§ **OBJECTIVE**
Check every line for the word "xlabel" and state how many lines have it. Reply with the number alone.

[Structured figure records]
--- Begin ---

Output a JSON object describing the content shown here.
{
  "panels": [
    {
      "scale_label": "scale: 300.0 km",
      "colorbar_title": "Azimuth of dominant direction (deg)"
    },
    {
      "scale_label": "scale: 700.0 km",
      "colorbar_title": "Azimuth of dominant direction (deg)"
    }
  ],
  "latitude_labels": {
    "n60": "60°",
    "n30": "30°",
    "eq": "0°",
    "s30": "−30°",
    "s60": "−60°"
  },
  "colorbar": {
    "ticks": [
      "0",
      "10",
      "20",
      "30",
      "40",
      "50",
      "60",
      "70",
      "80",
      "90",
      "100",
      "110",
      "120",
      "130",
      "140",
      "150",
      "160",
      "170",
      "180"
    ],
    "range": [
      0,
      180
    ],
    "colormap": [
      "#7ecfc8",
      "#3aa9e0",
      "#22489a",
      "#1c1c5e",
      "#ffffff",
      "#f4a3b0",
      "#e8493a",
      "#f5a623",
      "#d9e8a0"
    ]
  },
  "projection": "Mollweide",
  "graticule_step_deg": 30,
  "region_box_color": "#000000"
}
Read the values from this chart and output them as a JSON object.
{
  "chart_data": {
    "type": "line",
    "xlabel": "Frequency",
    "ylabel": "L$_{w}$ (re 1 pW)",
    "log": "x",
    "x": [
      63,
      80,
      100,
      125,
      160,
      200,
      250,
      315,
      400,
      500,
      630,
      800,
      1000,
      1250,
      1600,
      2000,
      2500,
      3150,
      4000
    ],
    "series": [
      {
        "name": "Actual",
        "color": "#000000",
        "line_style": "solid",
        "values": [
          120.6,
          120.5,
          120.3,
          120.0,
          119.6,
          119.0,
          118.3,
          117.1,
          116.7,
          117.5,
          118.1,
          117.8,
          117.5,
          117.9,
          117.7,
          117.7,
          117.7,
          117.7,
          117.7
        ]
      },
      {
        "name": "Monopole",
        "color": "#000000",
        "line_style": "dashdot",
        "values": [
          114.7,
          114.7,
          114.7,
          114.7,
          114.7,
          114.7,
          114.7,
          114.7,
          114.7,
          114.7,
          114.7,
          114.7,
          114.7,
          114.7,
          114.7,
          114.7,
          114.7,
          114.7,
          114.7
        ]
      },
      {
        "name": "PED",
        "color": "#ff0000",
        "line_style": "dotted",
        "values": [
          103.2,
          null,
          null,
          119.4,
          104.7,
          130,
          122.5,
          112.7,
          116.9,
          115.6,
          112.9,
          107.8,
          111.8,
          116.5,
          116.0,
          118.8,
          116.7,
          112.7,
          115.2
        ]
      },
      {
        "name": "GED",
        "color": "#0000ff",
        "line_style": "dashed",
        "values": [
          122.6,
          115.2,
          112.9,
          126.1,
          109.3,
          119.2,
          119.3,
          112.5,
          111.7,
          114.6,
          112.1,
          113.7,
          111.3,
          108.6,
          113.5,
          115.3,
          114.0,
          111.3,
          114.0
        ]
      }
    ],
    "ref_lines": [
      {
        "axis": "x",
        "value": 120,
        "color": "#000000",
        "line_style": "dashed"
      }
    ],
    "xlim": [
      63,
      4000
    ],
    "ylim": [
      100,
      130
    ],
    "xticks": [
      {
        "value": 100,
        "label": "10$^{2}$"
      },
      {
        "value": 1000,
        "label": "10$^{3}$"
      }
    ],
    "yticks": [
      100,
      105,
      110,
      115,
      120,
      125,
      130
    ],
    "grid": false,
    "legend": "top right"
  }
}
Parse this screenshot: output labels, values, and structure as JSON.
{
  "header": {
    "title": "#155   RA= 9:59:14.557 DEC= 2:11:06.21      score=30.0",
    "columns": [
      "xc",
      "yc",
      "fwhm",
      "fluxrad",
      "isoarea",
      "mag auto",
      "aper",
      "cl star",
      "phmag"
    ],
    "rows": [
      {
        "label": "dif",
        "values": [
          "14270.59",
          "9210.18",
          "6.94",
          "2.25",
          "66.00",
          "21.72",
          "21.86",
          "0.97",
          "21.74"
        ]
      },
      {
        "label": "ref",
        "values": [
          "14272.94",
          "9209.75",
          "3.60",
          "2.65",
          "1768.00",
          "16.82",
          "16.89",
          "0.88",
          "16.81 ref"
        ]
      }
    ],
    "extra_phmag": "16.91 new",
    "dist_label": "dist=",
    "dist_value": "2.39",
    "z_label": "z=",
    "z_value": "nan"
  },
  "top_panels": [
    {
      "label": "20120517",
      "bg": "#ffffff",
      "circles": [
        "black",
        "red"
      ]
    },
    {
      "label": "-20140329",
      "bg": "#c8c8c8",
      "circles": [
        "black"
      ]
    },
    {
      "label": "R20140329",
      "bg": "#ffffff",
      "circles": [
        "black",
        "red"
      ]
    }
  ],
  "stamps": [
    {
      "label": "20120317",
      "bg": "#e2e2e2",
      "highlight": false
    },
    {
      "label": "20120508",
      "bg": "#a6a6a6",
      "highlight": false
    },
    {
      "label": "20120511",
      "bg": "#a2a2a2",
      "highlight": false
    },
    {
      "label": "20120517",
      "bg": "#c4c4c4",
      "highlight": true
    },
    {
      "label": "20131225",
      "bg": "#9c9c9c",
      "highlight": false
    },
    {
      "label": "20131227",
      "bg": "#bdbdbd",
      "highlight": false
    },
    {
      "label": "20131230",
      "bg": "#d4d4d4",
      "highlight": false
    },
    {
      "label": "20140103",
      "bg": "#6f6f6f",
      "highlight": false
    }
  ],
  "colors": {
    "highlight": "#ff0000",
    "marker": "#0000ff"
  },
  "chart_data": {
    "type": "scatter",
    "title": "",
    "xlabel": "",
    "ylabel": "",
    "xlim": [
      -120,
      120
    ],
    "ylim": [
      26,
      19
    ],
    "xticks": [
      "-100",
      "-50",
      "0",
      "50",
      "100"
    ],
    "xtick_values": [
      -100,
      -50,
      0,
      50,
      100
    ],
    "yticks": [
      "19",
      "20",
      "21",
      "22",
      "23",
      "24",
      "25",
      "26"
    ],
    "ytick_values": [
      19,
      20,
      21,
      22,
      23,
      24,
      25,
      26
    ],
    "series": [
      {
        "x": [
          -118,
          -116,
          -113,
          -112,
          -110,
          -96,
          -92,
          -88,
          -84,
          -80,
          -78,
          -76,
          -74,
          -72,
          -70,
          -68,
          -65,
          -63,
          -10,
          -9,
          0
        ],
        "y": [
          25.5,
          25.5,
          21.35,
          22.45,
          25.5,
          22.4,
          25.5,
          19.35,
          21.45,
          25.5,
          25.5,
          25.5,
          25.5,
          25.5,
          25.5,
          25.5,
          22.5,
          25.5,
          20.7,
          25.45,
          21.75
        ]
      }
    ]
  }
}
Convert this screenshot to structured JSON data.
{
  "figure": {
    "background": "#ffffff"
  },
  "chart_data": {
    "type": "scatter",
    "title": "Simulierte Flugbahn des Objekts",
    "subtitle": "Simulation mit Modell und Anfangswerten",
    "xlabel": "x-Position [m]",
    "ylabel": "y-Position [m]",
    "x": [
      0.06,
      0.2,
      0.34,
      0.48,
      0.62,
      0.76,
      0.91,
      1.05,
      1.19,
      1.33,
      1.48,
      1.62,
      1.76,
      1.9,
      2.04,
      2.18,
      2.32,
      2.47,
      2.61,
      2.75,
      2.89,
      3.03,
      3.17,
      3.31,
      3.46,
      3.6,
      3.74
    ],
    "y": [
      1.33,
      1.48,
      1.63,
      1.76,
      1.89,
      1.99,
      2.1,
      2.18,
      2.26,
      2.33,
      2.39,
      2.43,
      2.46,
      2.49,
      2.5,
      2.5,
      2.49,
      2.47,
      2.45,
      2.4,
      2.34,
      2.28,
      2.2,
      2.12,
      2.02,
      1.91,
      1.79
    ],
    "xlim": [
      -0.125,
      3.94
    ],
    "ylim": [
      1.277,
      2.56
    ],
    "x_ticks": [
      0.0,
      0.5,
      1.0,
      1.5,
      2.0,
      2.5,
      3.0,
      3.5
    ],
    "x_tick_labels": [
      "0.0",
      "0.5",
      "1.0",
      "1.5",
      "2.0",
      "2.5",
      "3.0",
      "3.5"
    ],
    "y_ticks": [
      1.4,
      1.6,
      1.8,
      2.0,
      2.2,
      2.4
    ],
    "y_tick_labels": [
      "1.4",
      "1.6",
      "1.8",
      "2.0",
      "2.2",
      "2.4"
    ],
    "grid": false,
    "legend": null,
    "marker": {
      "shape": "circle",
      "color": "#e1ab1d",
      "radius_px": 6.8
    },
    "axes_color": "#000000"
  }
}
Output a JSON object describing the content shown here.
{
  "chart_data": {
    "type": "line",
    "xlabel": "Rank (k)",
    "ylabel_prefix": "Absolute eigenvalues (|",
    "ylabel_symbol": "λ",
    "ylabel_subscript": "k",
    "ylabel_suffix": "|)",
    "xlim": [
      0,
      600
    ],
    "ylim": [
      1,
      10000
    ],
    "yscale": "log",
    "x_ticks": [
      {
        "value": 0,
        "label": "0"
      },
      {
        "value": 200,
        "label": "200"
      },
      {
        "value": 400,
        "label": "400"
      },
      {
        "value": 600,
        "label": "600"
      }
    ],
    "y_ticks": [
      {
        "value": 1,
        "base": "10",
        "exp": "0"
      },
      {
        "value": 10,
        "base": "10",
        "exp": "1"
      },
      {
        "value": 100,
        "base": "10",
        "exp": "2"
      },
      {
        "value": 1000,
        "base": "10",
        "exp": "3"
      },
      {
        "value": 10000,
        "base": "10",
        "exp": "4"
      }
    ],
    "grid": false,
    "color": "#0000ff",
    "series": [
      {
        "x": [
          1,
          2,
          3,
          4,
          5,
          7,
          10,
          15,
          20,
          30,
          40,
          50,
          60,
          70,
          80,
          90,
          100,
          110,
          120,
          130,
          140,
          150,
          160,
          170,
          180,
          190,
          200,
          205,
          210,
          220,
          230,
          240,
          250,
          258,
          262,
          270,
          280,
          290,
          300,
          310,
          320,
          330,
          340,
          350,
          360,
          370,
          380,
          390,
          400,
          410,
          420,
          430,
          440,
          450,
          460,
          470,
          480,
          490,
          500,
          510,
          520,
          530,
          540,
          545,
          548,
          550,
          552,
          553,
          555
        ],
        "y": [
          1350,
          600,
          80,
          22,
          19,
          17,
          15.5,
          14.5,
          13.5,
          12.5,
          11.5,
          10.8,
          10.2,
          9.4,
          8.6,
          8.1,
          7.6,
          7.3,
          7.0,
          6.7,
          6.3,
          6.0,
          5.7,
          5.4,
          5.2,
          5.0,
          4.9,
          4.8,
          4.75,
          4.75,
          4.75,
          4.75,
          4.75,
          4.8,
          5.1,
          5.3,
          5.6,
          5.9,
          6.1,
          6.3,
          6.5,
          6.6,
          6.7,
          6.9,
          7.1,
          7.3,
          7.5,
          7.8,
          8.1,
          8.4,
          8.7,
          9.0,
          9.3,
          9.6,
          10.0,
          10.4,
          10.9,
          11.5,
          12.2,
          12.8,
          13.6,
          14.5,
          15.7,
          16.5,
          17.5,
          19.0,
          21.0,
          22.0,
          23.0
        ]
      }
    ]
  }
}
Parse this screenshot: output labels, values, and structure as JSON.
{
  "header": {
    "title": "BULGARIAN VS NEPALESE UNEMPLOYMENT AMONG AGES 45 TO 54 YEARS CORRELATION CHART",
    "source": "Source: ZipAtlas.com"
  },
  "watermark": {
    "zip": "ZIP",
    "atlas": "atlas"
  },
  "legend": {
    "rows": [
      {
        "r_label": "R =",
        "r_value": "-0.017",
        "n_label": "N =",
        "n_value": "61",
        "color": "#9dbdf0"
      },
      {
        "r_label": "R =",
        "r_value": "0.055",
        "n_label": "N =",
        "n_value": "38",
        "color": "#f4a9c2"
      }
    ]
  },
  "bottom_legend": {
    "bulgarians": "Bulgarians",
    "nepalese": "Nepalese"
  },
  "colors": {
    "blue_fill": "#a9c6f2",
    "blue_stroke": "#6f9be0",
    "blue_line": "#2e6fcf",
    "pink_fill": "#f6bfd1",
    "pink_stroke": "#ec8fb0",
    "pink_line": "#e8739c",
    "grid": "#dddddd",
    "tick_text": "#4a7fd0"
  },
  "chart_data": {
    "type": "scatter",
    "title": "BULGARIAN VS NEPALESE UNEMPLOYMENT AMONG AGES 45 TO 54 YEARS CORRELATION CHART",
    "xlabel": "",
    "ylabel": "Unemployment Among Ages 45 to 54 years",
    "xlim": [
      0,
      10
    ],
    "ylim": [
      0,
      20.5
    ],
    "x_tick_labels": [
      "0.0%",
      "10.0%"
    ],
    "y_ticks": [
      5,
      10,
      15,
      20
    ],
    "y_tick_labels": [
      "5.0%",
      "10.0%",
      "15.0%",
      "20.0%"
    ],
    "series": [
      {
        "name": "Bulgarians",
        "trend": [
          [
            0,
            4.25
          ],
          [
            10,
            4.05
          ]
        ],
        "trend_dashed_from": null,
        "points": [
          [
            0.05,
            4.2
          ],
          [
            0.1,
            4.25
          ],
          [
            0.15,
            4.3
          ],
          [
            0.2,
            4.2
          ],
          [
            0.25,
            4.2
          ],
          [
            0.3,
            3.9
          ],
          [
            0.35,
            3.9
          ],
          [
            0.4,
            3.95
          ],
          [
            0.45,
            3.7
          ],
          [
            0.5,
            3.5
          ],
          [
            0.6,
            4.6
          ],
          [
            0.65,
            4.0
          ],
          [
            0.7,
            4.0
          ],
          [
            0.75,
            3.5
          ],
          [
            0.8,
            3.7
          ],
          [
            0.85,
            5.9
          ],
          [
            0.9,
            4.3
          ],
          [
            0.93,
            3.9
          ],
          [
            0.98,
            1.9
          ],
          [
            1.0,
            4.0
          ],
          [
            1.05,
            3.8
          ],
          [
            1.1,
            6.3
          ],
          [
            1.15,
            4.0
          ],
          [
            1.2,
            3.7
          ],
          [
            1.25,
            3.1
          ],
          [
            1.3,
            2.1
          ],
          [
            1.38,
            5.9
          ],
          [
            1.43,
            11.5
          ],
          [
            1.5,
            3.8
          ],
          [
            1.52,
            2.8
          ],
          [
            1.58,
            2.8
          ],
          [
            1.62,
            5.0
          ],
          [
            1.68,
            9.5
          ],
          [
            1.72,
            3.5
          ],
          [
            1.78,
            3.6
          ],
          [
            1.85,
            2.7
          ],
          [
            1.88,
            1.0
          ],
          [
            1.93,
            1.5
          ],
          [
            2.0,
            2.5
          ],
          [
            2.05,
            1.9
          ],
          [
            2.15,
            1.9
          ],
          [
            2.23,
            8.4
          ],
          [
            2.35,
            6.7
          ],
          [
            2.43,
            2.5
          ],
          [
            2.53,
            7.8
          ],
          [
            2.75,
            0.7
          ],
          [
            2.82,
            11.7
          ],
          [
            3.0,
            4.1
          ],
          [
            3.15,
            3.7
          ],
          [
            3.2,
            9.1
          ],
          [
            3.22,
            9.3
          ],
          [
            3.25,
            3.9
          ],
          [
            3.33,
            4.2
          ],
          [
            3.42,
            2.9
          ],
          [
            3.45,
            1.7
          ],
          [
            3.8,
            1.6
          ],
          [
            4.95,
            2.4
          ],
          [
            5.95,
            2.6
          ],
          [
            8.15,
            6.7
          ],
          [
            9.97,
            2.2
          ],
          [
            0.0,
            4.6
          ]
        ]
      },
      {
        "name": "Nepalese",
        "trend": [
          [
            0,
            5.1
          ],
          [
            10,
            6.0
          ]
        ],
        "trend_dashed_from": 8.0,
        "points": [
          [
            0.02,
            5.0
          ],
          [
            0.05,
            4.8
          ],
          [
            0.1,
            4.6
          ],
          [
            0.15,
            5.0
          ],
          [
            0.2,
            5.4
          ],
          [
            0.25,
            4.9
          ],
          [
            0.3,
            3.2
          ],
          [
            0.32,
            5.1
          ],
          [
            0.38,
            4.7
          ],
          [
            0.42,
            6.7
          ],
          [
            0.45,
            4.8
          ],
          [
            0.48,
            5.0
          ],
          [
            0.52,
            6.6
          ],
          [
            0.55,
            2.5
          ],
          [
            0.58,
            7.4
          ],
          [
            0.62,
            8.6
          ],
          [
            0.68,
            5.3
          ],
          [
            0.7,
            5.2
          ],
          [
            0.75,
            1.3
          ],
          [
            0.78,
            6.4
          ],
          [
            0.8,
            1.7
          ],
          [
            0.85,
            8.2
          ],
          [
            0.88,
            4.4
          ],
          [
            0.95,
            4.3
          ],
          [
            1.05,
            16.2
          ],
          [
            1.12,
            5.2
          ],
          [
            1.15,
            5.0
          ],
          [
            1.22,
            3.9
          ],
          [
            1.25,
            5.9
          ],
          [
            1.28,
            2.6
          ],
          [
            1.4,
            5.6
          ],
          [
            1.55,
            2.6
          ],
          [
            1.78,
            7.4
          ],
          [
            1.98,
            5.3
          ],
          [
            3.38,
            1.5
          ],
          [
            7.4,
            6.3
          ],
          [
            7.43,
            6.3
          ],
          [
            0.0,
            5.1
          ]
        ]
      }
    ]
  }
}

--- End ---

§ **CORRECT RESULT**
5